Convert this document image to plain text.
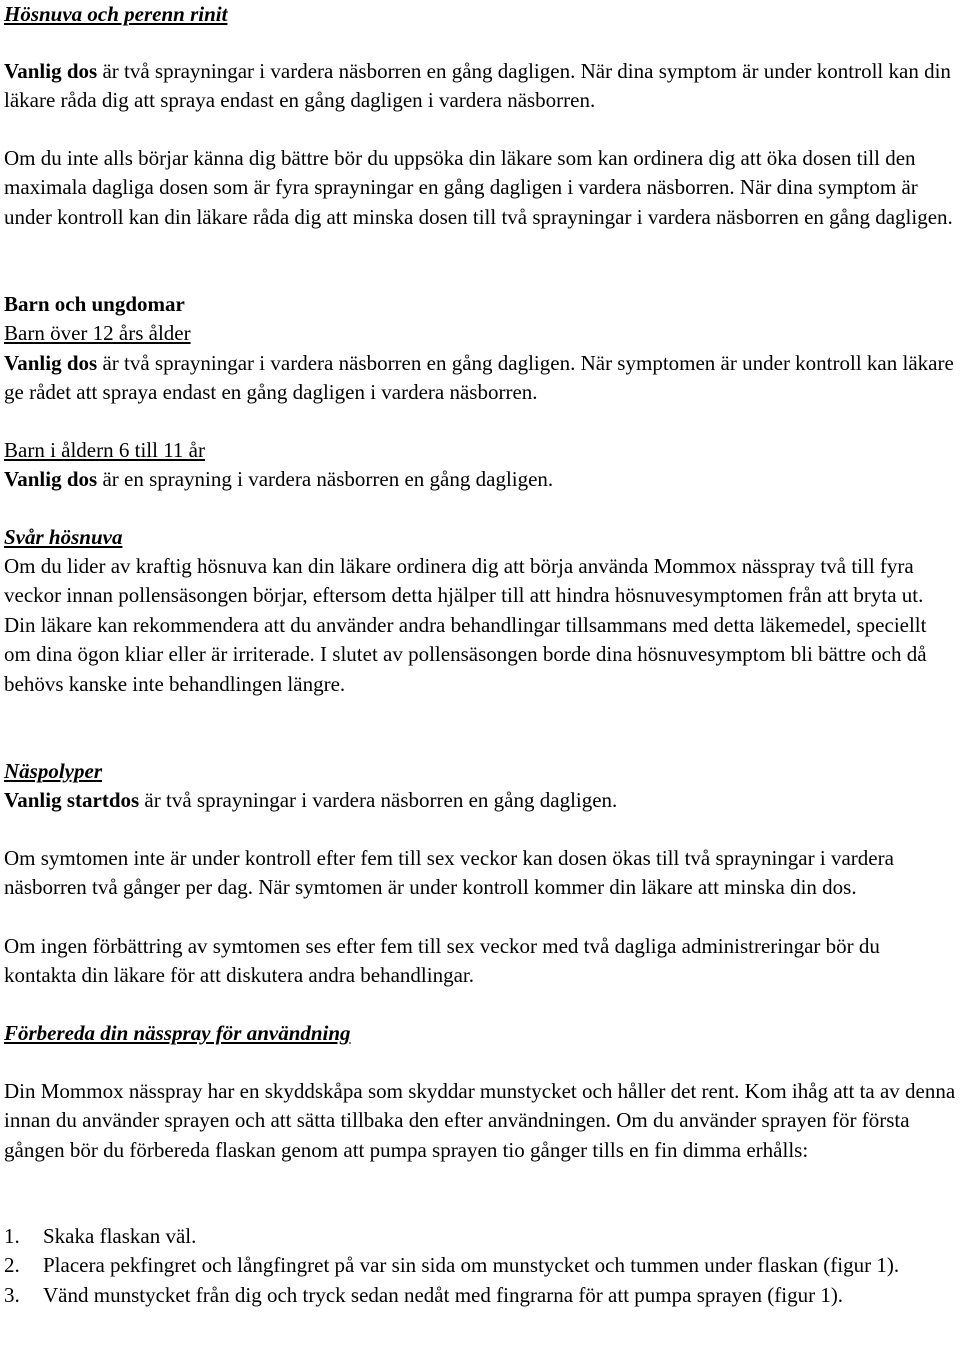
Hösnuva och perenn rinit

Vanlig dos är två sprayningar i vardera näsborren en gång dagligen. När dina symptom är under kontroll kan din läkare råda dig att spraya endast en gång dagligen i vardera näsborren.

Om du inte alls börjar känna dig bättre bör du uppsöka din läkare som kan ordinera dig att öka dosen till den maximala dagliga dosen som är fyra sprayningar en gång dagligen i vardera näsborren. När dina symptom är under kontroll kan din läkare råda dig att minska dosen till två sprayningar i vardera näsborren en gång dagligen.

Barn och ungdomar

Barn över 12 års ålder

Vanlig dos är två sprayningar i vardera näsborren en gång dagligen. När symptomen är under kontroll kan läkare ge rådet att spraya endast en gång dagligen i vardera näsborren.

Barn i åldern 6 till 11 år

Vanlig dos är en sprayning i vardera näsborren en gång dagligen.

Svår hösnuva

Om du lider av kraftig hösnuva kan din läkare ordinera dig att börja använda Mommox nässpray två till fyra veckor innan pollensäsongen börjar, eftersom detta hjälper till att hindra hösnuvesymptomen från att bryta ut. Din läkare kan rekommendera att du använder andra behandlingar tillsammans med detta läkemedel, speciellt om dina ögon kliar eller är irriterade. I slutet av pollensäsongen borde dina hösnuvesymptom bli bättre och då behövs kanske inte behandlingen längre.

Näspolyper

Vanlig startdos är två sprayningar i vardera näsborren en gång dagligen.

Om symtomen inte är under kontroll efter fem till sex veckor kan dosen ökas till två sprayningar i vardera näsborren två gånger per dag. När symtomen är under kontroll kommer din läkare att minska din dos.

Om ingen förbättring av symtomen ses efter fem till sex veckor med två dagliga administreringar bör du kontakta din läkare för att diskutera andra behandlingar.

Förbereda din nässpray för användning

Din Mommox nässpray har en skyddskåpa som skyddar munstycket och håller det rent. Kom ihåg att ta av denna innan du använder sprayen och att sätta tillbaka den efter användningen. Om du använder sprayen för första gången bör du förbereda flaskan genom att pumpa sprayen tio gånger tills en fin dimma erhålls:

1.	Skaka flaskan väl.
2.	Placera pekfingret och långfingret på var sin sida om munstycket och tummen under flaskan (figur 1).
3.	Vänd munstycket från dig och tryck sedan nedåt med fingrarna för att pumpa sprayen (figur 1).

# YOUR ASSIGNMENT
If a line in the data above holds the string "från", report that line.

# SOLUTION TO THE EXERCISE
Om du lider av kraftig hösnuva kan din läkare ordinera dig att börja använda Mommox nässpray två till fyra veckor innan pollensäsongen börjar, eftersom detta hjälper till att hindra hösnuvesymptomen från att bryta ut. Din läkare kan rekommendera att du använder andra behandlingar tillsammans med detta läkemedel, speciellt om dina ögon kliar eller är irriterade. I slutet av pollensäsongen borde dina hösnuvesymptom bli bättre och då behövs kanske inte behandlingen längre.
3.	Vänd munstycket från dig och tryck sedan nedåt med fingrarna för att pumpa sprayen (figur 1).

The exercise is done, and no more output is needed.